◆ **Short task**: Present the following data again exactly as it is shown.

◆ **Recorded information**:
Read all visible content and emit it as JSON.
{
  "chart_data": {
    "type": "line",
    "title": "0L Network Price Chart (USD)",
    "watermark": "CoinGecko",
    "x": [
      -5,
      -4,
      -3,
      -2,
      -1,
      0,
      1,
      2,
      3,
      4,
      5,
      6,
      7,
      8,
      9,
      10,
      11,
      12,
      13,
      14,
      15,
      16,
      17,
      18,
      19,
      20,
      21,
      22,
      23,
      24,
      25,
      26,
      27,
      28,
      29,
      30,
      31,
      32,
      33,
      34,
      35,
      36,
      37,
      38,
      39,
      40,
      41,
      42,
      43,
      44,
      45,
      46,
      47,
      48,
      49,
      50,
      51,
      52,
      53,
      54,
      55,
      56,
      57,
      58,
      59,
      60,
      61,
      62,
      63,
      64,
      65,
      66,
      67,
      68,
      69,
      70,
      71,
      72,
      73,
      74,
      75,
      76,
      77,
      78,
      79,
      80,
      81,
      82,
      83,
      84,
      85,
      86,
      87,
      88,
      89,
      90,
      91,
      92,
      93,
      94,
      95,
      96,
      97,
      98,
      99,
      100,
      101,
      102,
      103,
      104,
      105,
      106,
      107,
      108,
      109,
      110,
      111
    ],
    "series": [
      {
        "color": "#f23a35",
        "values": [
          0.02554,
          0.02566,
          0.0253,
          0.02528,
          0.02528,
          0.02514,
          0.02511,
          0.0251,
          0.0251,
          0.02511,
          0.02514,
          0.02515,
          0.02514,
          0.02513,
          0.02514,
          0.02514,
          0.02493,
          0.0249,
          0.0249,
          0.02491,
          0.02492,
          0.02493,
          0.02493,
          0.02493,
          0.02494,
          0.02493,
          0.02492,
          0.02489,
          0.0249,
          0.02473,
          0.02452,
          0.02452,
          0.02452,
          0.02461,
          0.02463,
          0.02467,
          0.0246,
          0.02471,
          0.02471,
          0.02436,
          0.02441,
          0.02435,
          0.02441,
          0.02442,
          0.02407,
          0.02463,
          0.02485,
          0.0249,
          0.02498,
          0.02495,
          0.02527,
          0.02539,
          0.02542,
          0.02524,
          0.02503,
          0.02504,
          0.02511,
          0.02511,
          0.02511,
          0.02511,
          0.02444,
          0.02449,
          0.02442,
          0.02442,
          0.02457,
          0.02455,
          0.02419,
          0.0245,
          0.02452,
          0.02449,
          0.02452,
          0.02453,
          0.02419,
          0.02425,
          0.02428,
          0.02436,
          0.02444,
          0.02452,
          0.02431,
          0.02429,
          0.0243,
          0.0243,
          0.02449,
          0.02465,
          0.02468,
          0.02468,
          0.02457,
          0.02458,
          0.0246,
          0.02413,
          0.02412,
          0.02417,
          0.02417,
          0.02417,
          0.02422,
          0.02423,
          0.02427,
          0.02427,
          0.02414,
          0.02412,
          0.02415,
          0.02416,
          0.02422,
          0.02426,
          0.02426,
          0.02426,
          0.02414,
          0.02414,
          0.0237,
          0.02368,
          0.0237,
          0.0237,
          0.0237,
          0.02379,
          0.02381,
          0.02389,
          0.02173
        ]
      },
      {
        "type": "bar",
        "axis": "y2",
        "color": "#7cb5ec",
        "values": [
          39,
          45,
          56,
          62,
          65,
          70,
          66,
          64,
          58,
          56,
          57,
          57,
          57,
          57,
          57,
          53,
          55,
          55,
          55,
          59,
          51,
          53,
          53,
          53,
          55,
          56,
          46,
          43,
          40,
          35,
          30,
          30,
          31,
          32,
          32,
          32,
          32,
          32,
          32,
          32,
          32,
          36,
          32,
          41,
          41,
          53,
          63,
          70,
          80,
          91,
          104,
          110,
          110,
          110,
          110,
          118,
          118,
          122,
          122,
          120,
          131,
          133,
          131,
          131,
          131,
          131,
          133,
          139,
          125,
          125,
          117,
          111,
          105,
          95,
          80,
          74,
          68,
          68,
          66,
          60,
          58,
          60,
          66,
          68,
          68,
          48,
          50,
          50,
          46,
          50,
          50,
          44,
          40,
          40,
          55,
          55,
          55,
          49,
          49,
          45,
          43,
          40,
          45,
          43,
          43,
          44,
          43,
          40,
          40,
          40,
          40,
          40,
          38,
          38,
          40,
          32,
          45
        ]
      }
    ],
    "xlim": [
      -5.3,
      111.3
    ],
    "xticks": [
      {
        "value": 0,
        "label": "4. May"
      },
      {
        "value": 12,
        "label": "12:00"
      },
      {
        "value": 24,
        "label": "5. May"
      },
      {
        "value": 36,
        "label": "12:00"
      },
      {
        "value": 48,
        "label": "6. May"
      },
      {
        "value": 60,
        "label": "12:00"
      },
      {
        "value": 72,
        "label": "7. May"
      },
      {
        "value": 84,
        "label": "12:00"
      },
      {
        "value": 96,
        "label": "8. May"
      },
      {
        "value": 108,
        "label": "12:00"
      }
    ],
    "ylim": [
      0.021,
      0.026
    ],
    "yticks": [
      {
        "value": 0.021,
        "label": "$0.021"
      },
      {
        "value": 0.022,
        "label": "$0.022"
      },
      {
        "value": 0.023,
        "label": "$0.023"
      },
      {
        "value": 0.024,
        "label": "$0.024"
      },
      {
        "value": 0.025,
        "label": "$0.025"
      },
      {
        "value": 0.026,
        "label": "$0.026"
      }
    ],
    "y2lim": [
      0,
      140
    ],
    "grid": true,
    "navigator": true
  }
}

◆ **Answer to this task**:
Read all visible content and emit it as JSON.
{
  "chart_data": {
    "type": "line",
    "title": "0L Network Price Chart (USD)",
    "watermark": "CoinGecko",
    "x": [
      -5,
      -4,
      -3,
      -2,
      -1,
      0,
      1,
      2,
      3,
      4,
      5,
      6,
      7,
      8,
      9,
      10,
      11,
      12,
      13,
      14,
      15,
      16,
      17,
      18,
      19,
      20,
      21,
      22,
      23,
      24,
      25,
      26,
      27,
      28,
      29,
      30,
      31,
      32,
      33,
      34,
      35,
      36,
      37,
      38,
      39,
      40,
      41,
      42,
      43,
      44,
      45,
      46,
      47,
      48,
      49,
      50,
      51,
      52,
      53,
      54,
      55,
      56,
      57,
      58,
      59,
      60,
      61,
      62,
      63,
      64,
      65,
      66,
      67,
      68,
      69,
      70,
      71,
      72,
      73,
      74,
      75,
      76,
      77,
      78,
      79,
      80,
      81,
      82,
      83,
      84,
      85,
      86,
      87,
      88,
      89,
      90,
      91,
      92,
      93,
      94,
      95,
      96,
      97,
      98,
      99,
      100,
      101,
      102,
      103,
      104,
      105,
      106,
      107,
      108,
      109,
      110,
      111
    ],
    "series": [
      {
        "color": "#f23a35",
        "values": [
          0.02554,
          0.02566,
          0.0253,
          0.02528,
          0.02528,
          0.02514,
          0.02511,
          0.0251,
          0.0251,
          0.02511,
          0.02514,
          0.02515,
          0.02514,
          0.02513,
          0.02514,
          0.02514,
          0.02493,
          0.0249,
          0.0249,
          0.02491,
          0.02492,
          0.02493,
          0.02493,
          0.02493,
          0.02494,
          0.02493,
          0.02492,
          0.02489,
          0.0249,
          0.02473,
          0.02452,
          0.02452,
          0.02452,
          0.02461,
          0.02463,
          0.02467,
          0.0246,
          0.02471,
          0.02471,
          0.02436,
          0.02441,
          0.02435,
          0.02441,
          0.02442,
          0.02407,
          0.02463,
          0.02485,
          0.0249,
          0.02498,
          0.02495,
          0.02527,
          0.02539,
          0.02542,
          0.02524,
          0.02503,
          0.02504,
          0.02511,
          0.02511,
          0.02511,
          0.02511,
          0.02444,
          0.02449,
          0.02442,
          0.02442,
          0.02457,
          0.02455,
          0.02419,
          0.0245,
          0.02452,
          0.02449,
          0.02452,
          0.02453,
          0.02419,
          0.02425,
          0.02428,
          0.02436,
          0.02444,
          0.02452,
          0.02431,
          0.02429,
          0.0243,
          0.0243,
          0.02449,
          0.02465,
          0.02468,
          0.02468,
          0.02457,
          0.02458,
          0.0246,
          0.02413,
          0.02412,
          0.02417,
          0.02417,
          0.02417,
          0.02422,
          0.02423,
          0.02427,
          0.02427,
          0.02414,
          0.02412,
          0.02415,
          0.02416,
          0.02422,
          0.02426,
          0.02426,
          0.02426,
          0.02414,
          0.02414,
          0.0237,
          0.02368,
          0.0237,
          0.0237,
          0.0237,
          0.02379,
          0.02381,
          0.02389,
          0.02173
        ]
      },
      {
        "type": "bar",
        "axis": "y2",
        "color": "#7cb5ec",
        "values": [
          39,
          45,
          56,
          62,
          65,
          70,
          66,
          64,
          58,
          56,
          57,
          57,
          57,
          57,
          57,
          53,
          55,
          55,
          55,
          59,
          51,
          53,
          53,
          53,
          55,
          56,
          46,
          43,
          40,
          35,
          30,
          30,
          31,
          32,
          32,
          32,
          32,
          32,
          32,
          32,
          32,
          36,
          32,
          41,
          41,
          53,
          63,
          70,
          80,
          91,
          104,
          110,
          110,
          110,
          110,
          118,
          118,
          122,
          122,
          120,
          131,
          133,
          131,
          131,
          131,
          131,
          133,
          139,
          125,
          125,
          117,
          111,
          105,
          95,
          80,
          74,
          68,
          68,
          66,
          60,
          58,
          60,
          66,
          68,
          68,
          48,
          50,
          50,
          46,
          50,
          50,
          44,
          40,
          40,
          55,
          55,
          55,
          49,
          49,
          45,
          43,
          40,
          45,
          43,
          43,
          44,
          43,
          40,
          40,
          40,
          40,
          40,
          38,
          38,
          40,
          32,
          45
        ]
      }
    ],
    "xlim": [
      -5.3,
      111.3
    ],
    "xticks": [
      {
        "value": 0,
        "label": "4. May"
      },
      {
        "value": 12,
        "label": "12:00"
      },
      {
        "value": 24,
        "label": "5. May"
      },
      {
        "value": 36,
        "label": "12:00"
      },
      {
        "value": 48,
        "label": "6. May"
      },
      {
        "value": 60,
        "label": "12:00"
      },
      {
        "value": 72,
        "label": "7. May"
      },
      {
        "value": 84,
        "label": "12:00"
      },
      {
        "value": 96,
        "label": "8. May"
      },
      {
        "value": 108,
        "label": "12:00"
      }
    ],
    "ylim": [
      0.021,
      0.026
    ],
    "yticks": [
      {
        "value": 0.021,
        "label": "$0.021"
      },
      {
        "value": 0.022,
        "label": "$0.022"
      },
      {
        "value": 0.023,
        "label": "$0.023"
      },
      {
        "value": 0.024,
        "label": "$0.024"
      },
      {
        "value": 0.025,
        "label": "$0.025"
      },
      {
        "value": 0.026,
        "label": "$0.026"
      }
    ],
    "y2lim": [
      0,
      140
    ],
    "grid": true,
    "navigator": true
  }
}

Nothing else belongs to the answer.